Exercise details - Write the records out again exactly, leaving no images in.

Given entries -
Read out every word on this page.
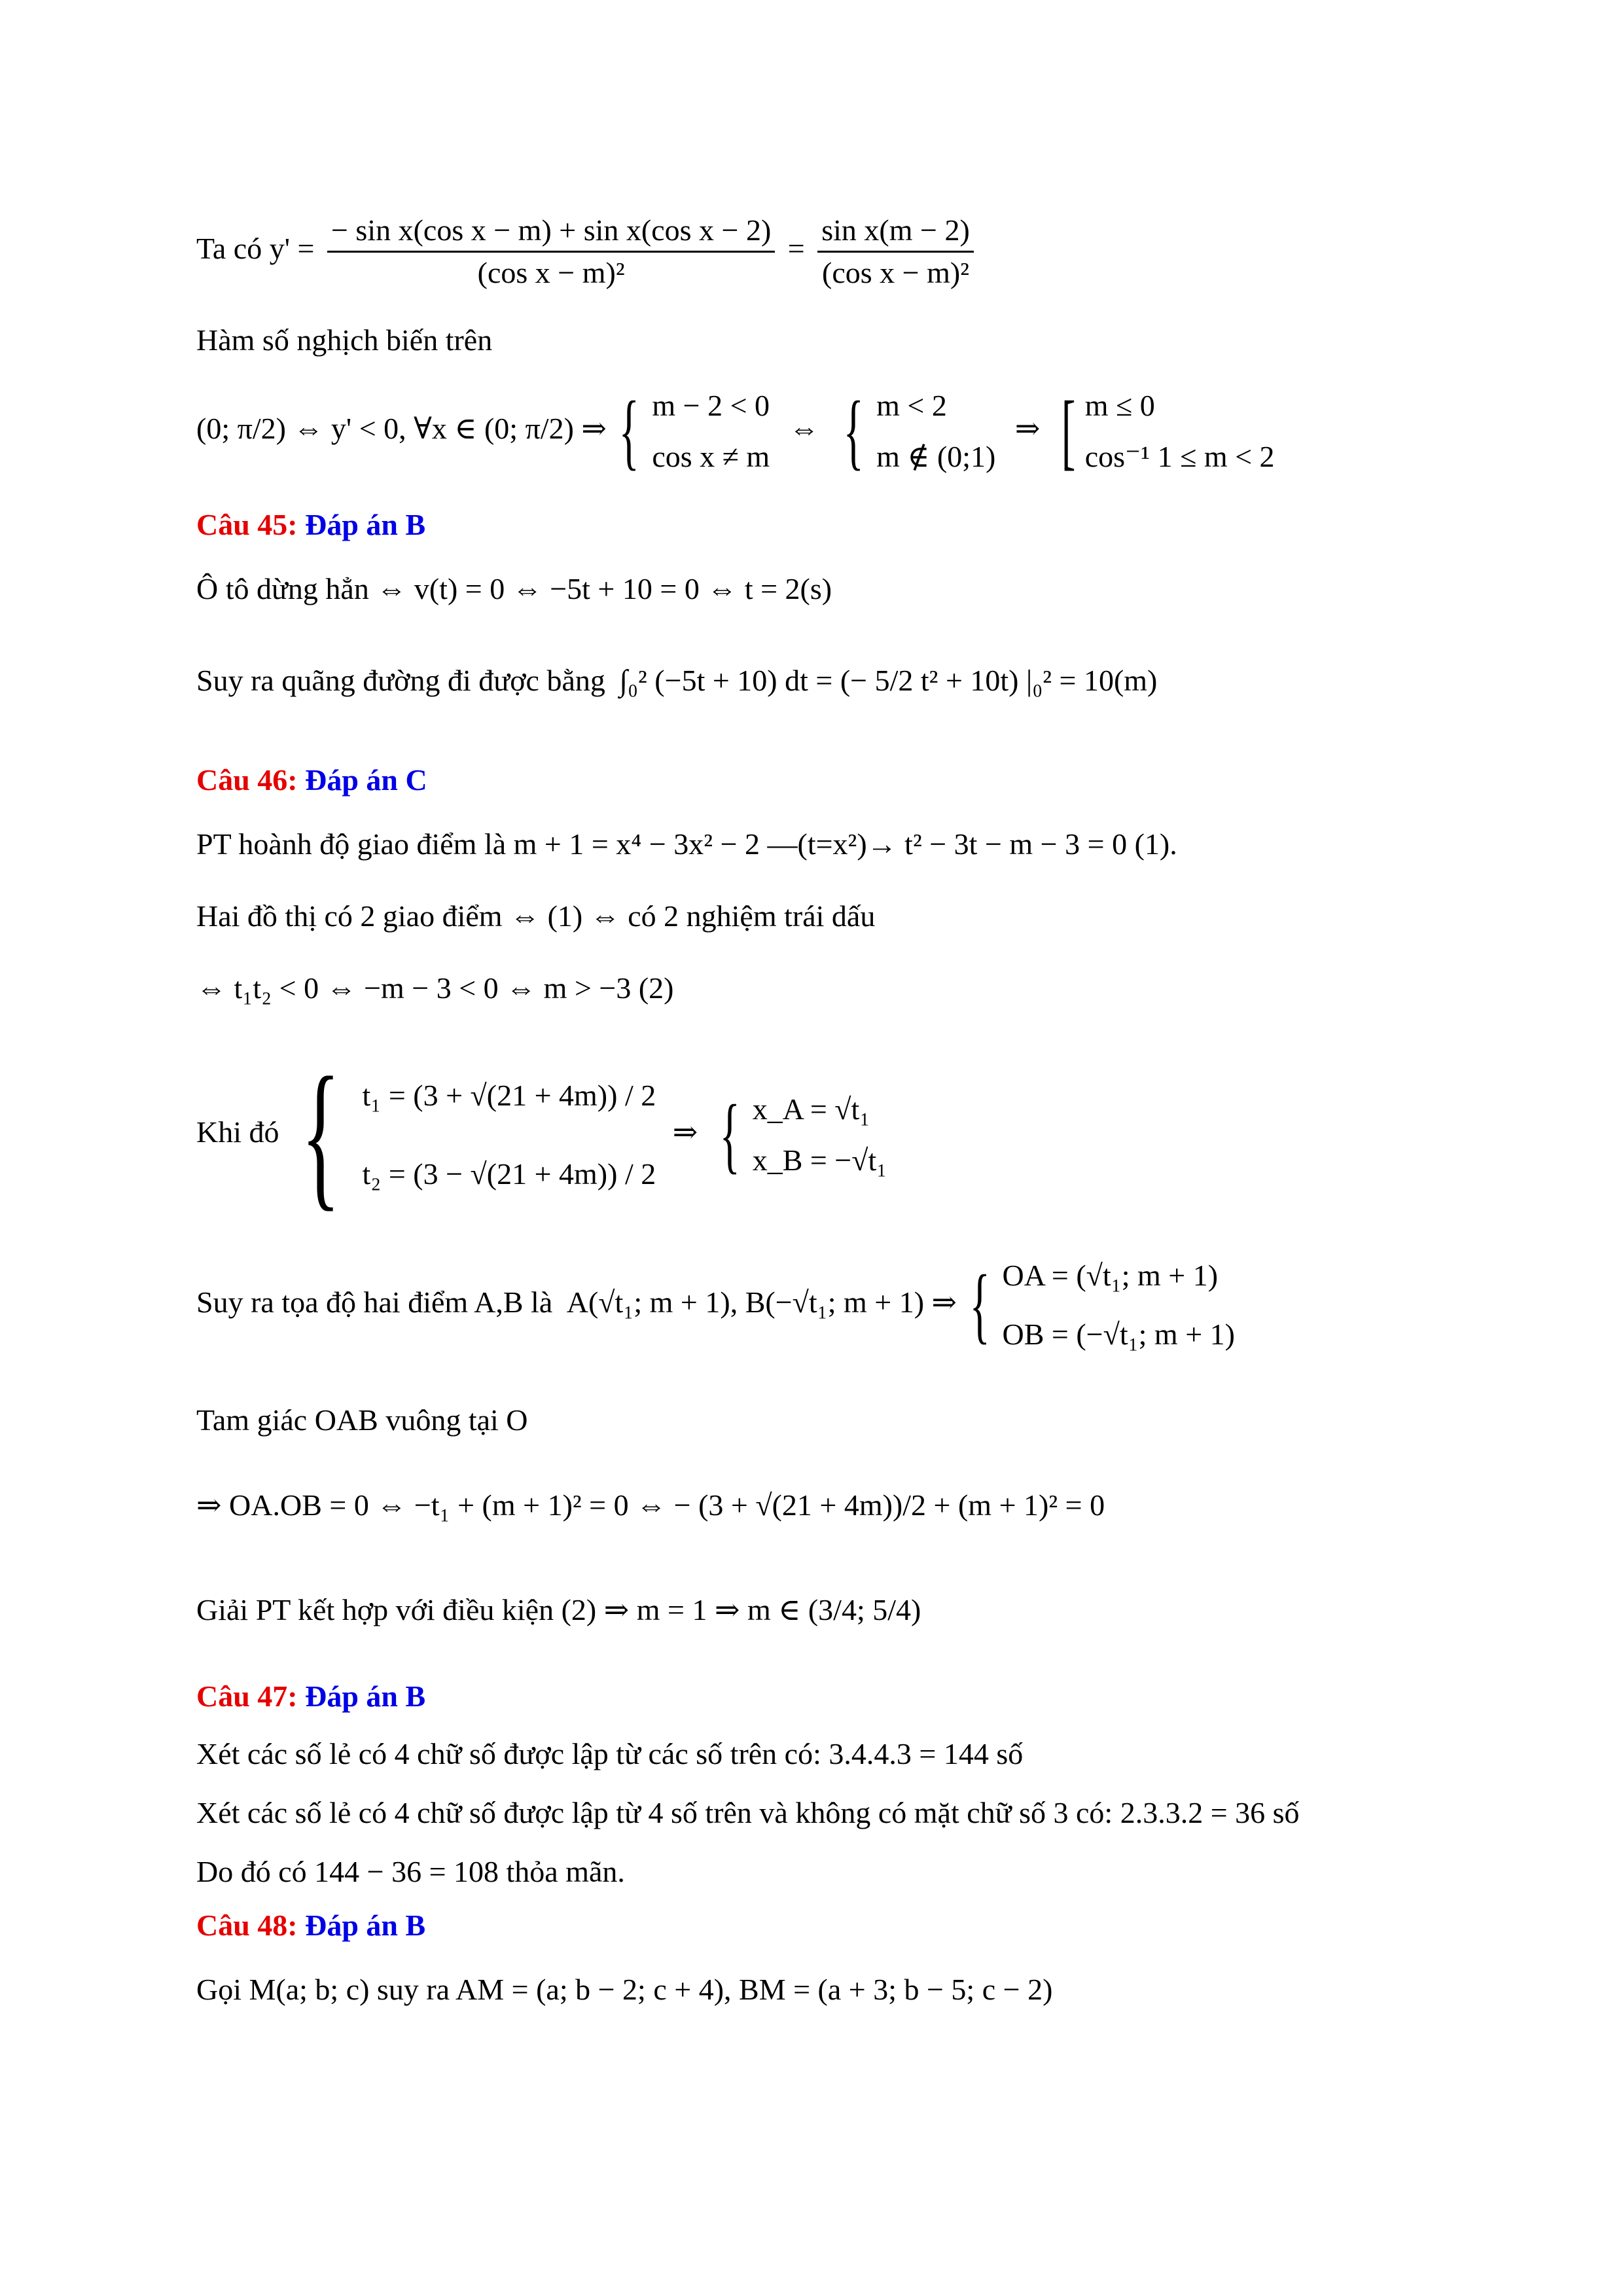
Ta có $y' = \frac{\text{− sin x(cos x − m) + sin x(cos x − 2)}}{\text{(cos x − m)²}} = \frac{\text{sin x(m − 2)}}{\text{(cos x − m)²}}$
Hàm số nghịch biến trên
(0; π/2) ⇔ y' < 0, ∀x ∈ (0; π/2) ⇒ { m − 2 < 0
cos x ≠ m
⇔ { m < 2
m ∉ (0;1)
⇒ [ m ≤ 0
cos⁻¹ 1 ≤ m < 2
Câu 45: Đáp án B
Ô tô dừng hẳn ⇔ v(t) = 0 ⇔ −5t + 10 = 0 ⇔ t = 2(s)
Suy ra quãng đường đi được bằng ∫₀² (−5t + 10) dt = (− 5/2 t² + 10t) |₀² = 10(m)
Câu 46: Đáp án C
PT hoành độ giao điểm là m + 1 = x⁴ − 3x² − 2 —(t=x²)→ t² − 3t − m − 3 = 0 (1).
Hai đồ thị có 2 giao điểm ⇔ (1) ⇔ có 2 nghiệm trái dấu
⇔ t₁t₂ < 0 ⇔ −m − 3 < 0 ⇔ m > −3 (2)
Khi đó { t₁ = (3 + √(21 + 4m)) / 2
t₂ = (3 − √(21 + 4m)) / 2
⇒ { x_A = √t₁
x_B = −√t₁
Suy ra tọa độ hai điểm A,B là A(√t₁; m + 1), B(−√t₁; m + 1) ⇒ { OA = (√t₁; m + 1)
OB = (−√t₁; m + 1)
Tam giác OAB vuông tại O
⇒ OA.OB = 0 ⇔ −t₁ + (m + 1)² = 0 ⇔ − (3 + √(21 + 4m))/2 + (m + 1)² = 0
Giải PT kết hợp với điều kiện (2) ⇒ m = 1 ⇒ m ∈ (3/4; 5/4)
Câu 47: Đáp án B
Xét các số lẻ có 4 chữ số được lập từ các số trên có: 3.4.4.3 = 144 số
Xét các số lẻ có 4 chữ số được lập từ 4 số trên và không có mặt chữ số 3 có: 2.3.3.2 = 36 số
Do đó có 144 − 36 = 108 thỏa mãn.
Câu 48: Đáp án B
Gọi M(a; b; c) suy ra AM = (a; b − 2; c + 4), BM = (a + 3; b − 5; c − 2)
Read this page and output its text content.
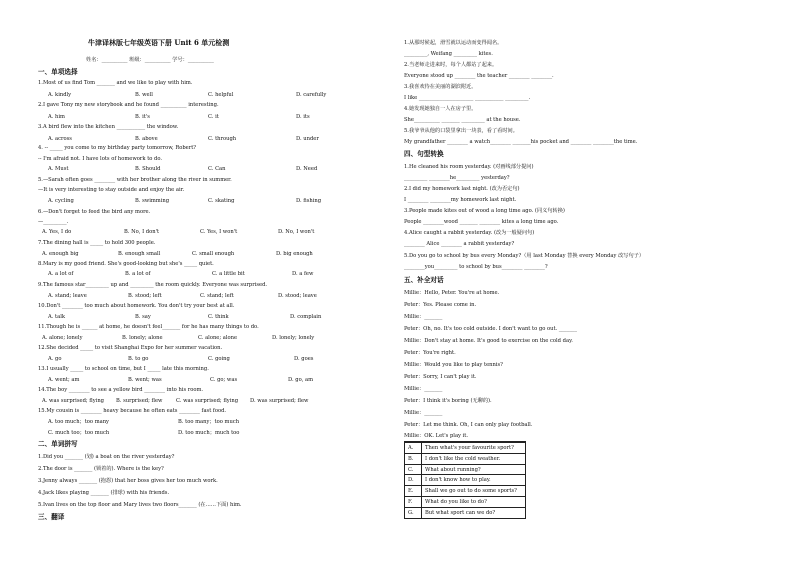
牛津译林版七年级英语下册 Unit 6 单元检测
姓名：__________ 班级：__________ 学号：__________
一、单项选择
1.Most of us find Tom _______ and we like to play with him.
A. kindly	B. well	C. helpful	D. carefully
2.I gave Tony my new storybook and he found __________ interesting.
A. him	B. it's	C. it	D. its
3.A bird flew into the kitchen ___________ the window.
A. across	B. above	C. through	D. under
4. -- _____ you come to my birthday party tomorrow, Robert?
-- I'm afraid not. I have lots of homework to do.
A. Must	B. Should	C. Can	D. Need
5.—Sarah often goes ________ with her brother along the river in summer.
—It is very interesting to stay outside and enjoy the air.
A. cycling	B. swimming	C. skating	D. fishing
6.—Don't forget to feed the bird any more.
—_________.
A. Yes, I do	B. No, I don't	C. Yes, I won't	D. No, I won't
7.The dining hall is _____ to hold 300 people.
A. enough big	B. enough small	C. small enough	D. big enough
8.Mary is my good friend. She's good-looking but she's _____ quiet.
A. a lot of	B. a lot of	C. a little bit	D. a few
9.The famous star_________ up and _________ the room quickly. Everyone was surprised.
A. stand; leave	B. stood; left	C. stand; left	D. stood; leave
10.Don't ________ too much about homework. You don't try your best at all.
A. talk	B. say	C. think	D. complain
11.Though he is ______ at home, he doesn't feel_______ for he has many things to do.
A. alone; lonely	B. lonely; alone	C. alone; alone	D. lonely; lonely
12.She decided _____ to visit Shanghai Expo for her summer vacation.
A. go	B. to go	C. going	D. goes
13.I usually _____ to school on time, but I _____ late this morning.
A. went; am	B. went; was	C. go; was	D. go, am
14.The boy ________ to see a yellow bird ________ into his room.
A. was surprised; flying B. surprised; flew	C. was surprised; flying D. was surprised; flew
15.My cousin is ________ heavy because he often eats ________ fast food.
A. too much；too many	B. too many；too much
C. much too；too much	D. too much；much too
二、单词拼写
1.Did you _______ (划) a boat on the river yesterday?
2.The door is _______ (锁着的). Where is the key?
3.Jenny always _______ (抱怨) that her boss gives her too much work.
4.Jack likes playing _______ (排球) with his friends.
5.Ivan lives on the top floor and Mary lives two floors_______ (在……下面) him.
三、翻译
1.从那时候起，滑雪就以运动而变得闻名。
_________, Weifang _________ kites.
2.当老师走进来时，每个人都站了起来。
Everyone stood up ________ the teacher ________ ________.
3.我喜欢待在美丽的湖滨附近。
I like _____________________ ___________ _________.
4.她发现她独自一人在房子里。
She__________ _______ _________ at the house.
5.我爷爷从他的口袋里拿出一块表，看了看时间。
My grandfather ________ a watch________ _______his pocket and ________ ________the time.
四、句型转换
1.He cleaned his room yesterday. (对画线部分提问)
_________ ________he_________ yesterday?
2.I did my homework last night. (改为否定句)
I ________ ________my homework last night.
3.People made kites out of wood a long time ago. (同义句转换)
People ________wood _______ ________ kites a long time ago.
4.Alice caught a rabbit yesterday. (改为一般疑问句)
________ Alice ________ a rabbit yesterday?
5.Do you go to school by bus every Monday?（用 last Monday 替换 every Monday 改写句子）
________you_________ to school by bus________ ________?
五、补全对话
Millie：Hello, Peter. You're at home.
Peter：Yes. Please come in.
Millie：_______
Peter：Oh, no. It's too cold outside. I don't want to go out. _______
Millie：Don't stay at home. It's good to exercise on the cold day.
Peter：You're right.
Millie：Would you like to play tennis?
Peter：Sorry, I can't play it.
Millie：_______
Peter：I think it's boring (无聊的).
Millie：_______
Peter：Let me think. Oh, I can only play football.
Millie：OK. Let's play it.
A. Then what's your favourite sport?
B. I don't like the cold weather.
C. What about running?
D. I don't know how to play.
E. Shall we go out to do some sports?
F. What do you like to do?
G. But what sport can we do?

Expected output -
Read out every word on this page.
Ta có $y' = \frac{\text{− sin x(cos x − m) + sin x(cos x − 2)}}{\text{(cos x − m)²}} = \frac{\text{sin x(m − 2)}}{\text{(cos x − m)²}}$
Hàm số nghịch biến trên
(0; π/2) ⇔ y' < 0, ∀x ∈ (0; π/2) ⇒ { m − 2 < 0
cos x ≠ m
⇔ { m < 2
m ∉ (0;1)
⇒ [ m ≤ 0
cos⁻¹ 1 ≤ m < 2
Câu 45: Đáp án B
Ô tô dừng hẳn ⇔ v(t) = 0 ⇔ −5t + 10 = 0 ⇔ t = 2(s)
Suy ra quãng đường đi được bằng ∫₀² (−5t + 10) dt = (− 5/2 t² + 10t) |₀² = 10(m)
Câu 46: Đáp án C
PT hoành độ giao điểm là m + 1 = x⁴ − 3x² − 2 —(t=x²)→ t² − 3t − m − 3 = 0 (1).
Hai đồ thị có 2 giao điểm ⇔ (1) ⇔ có 2 nghiệm trái dấu
⇔ t₁t₂ < 0 ⇔ −m − 3 < 0 ⇔ m > −3 (2)
Khi đó { t₁ = (3 + √(21 + 4m)) / 2
t₂ = (3 − √(21 + 4m)) / 2
⇒ { x_A = √t₁
x_B = −√t₁
Suy ra tọa độ hai điểm A,B là A(√t₁; m + 1), B(−√t₁; m + 1) ⇒ { OA = (√t₁; m + 1)
OB = (−√t₁; m + 1)
Tam giác OAB vuông tại O
⇒ OA.OB = 0 ⇔ −t₁ + (m + 1)² = 0 ⇔ − (3 + √(21 + 4m))/2 + (m + 1)² = 0
Giải PT kết hợp với điều kiện (2) ⇒ m = 1 ⇒ m ∈ (3/4; 5/4)
Câu 47: Đáp án B
Xét các số lẻ có 4 chữ số được lập từ các số trên có: 3.4.4.3 = 144 số
Xét các số lẻ có 4 chữ số được lập từ 4 số trên và không có mặt chữ số 3 có: 2.3.3.2 = 36 số
Do đó có 144 − 36 = 108 thỏa mãn.
Câu 48: Đáp án B
Gọi M(a; b; c) suy ra AM = (a; b − 2; c + 4), BM = (a + 3; b − 5; c − 2)
Read this page and output its text content.
牛津译林版七年级英语下册 Unit 6 单元检测
姓名：__________ 班级：__________ 学号：__________
一、单项选择
1.Most of us find Tom _______ and we like to play with him.
A. kindly	B. well	C. helpful	D. carefully
2.I gave Tony my new storybook and he found __________ interesting.
A. him	B. it's	C. it	D. its
3.A bird flew into the kitchen ___________ the window.
A. across	B. above	C. through	D. under
4. -- _____ you come to my birthday party tomorrow, Robert?
-- I'm afraid not. I have lots of homework to do.
A. Must	B. Should	C. Can	D. Need
5.—Sarah often goes ________ with her brother along the river in summer.
—It is very interesting to stay outside and enjoy the air.
A. cycling	B. swimming	C. skating	D. fishing
6.—Don't forget to feed the bird any more.
—_________.
A. Yes, I do	B. No, I don't	C. Yes, I won't	D. No, I won't
7.The dining hall is _____ to hold 300 people.
A. enough big	B. enough small	C. small enough	D. big enough
8.Mary is my good friend. She's good-looking but she's _____ quiet.
A. a lot of	B. a lot of	C. a little bit	D. a few
9.The famous star_________ up and _________ the room quickly. Everyone was surprised.
A. stand; leave	B. stood; left	C. stand; left	D. stood; leave
10.Don't ________ too much about homework. You don't try your best at all.
A. talk	B. say	C. think	D. complain
11.Though he is ______ at home, he doesn't feel_______ for he has many things to do.
A. alone; lonely	B. lonely; alone	C. alone; alone	D. lonely; lonely
12.She decided _____ to visit Shanghai Expo for her summer vacation.
A. go	B. to go	C. going	D. goes
13.I usually _____ to school on time, but I _____ late this morning.
A. went; am	B. went; was	C. go; was	D. go, am
14.The boy ________ to see a yellow bird ________ into his room.
A. was surprised; flying B. surprised; flew	C. was surprised; flying D. was surprised; flew
15.My cousin is ________ heavy because he often eats ________ fast food.
A. too much；too many	B. too many；too much
C. much too；too much	D. too much；much too
二、单词拼写
1.Did you _______ (划) a boat on the river yesterday?
2.The door is _______ (锁着的). Where is the key?
3.Jenny always _______ (抱怨) that her boss gives her too much work.
4.Jack likes playing _______ (排球) with his friends.
5.Ivan lives on the top floor and Mary lives two floors_______ (在……下面) him.
三、翻译
1.从那时候起，滑雪就以运动而变得闻名。
_________, Weifang _________ kites.
2.当老师走进来时，每个人都站了起来。
Everyone stood up ________ the teacher ________ ________.
3.我喜欢待在美丽的湖滨附近。
I like _____________________ ___________ _________.
4.她发现她独自一人在房子里。
She__________ _______ _________ at the house.
5.我爷爷从他的口袋里拿出一块表，看了看时间。
My grandfather ________ a watch________ _______his pocket and ________ ________the time.
四、句型转换
1.He cleaned his room yesterday. (对画线部分提问)
_________ ________he_________ yesterday?
2.I did my homework last night. (改为否定句)
I ________ ________my homework last night.
3.People made kites out of wood a long time ago. (同义句转换)
People ________wood _______ ________ kites a long time ago.
4.Alice caught a rabbit yesterday. (改为一般疑问句)
________ Alice ________ a rabbit yesterday?
5.Do you go to school by bus every Monday?（用 last Monday 替换 every Monday 改写句子）
________you_________ to school by bus________ ________?
五、补全对话
Millie：Hello, Peter. You're at home.
Peter：Yes. Please come in.
Millie：_______
Peter：Oh, no. It's too cold outside. I don't want to go out. _______
Millie：Don't stay at home. It's good to exercise on the cold day.
Peter：You're right.
Millie：Would you like to play tennis?
Peter：Sorry, I can't play it.
Millie：_______
Peter：I think it's boring (无聊的).
Millie：_______
Peter：Let me think. Oh, I can only play football.
Millie：OK. Let's play it.
A. Then what's your favourite sport?
B. I don't like the cold weather.
C. What about running?
D. I don't know how to play.
E. Shall we go out to do some sports?
F. What do you like to do?
G. But what sport can we do?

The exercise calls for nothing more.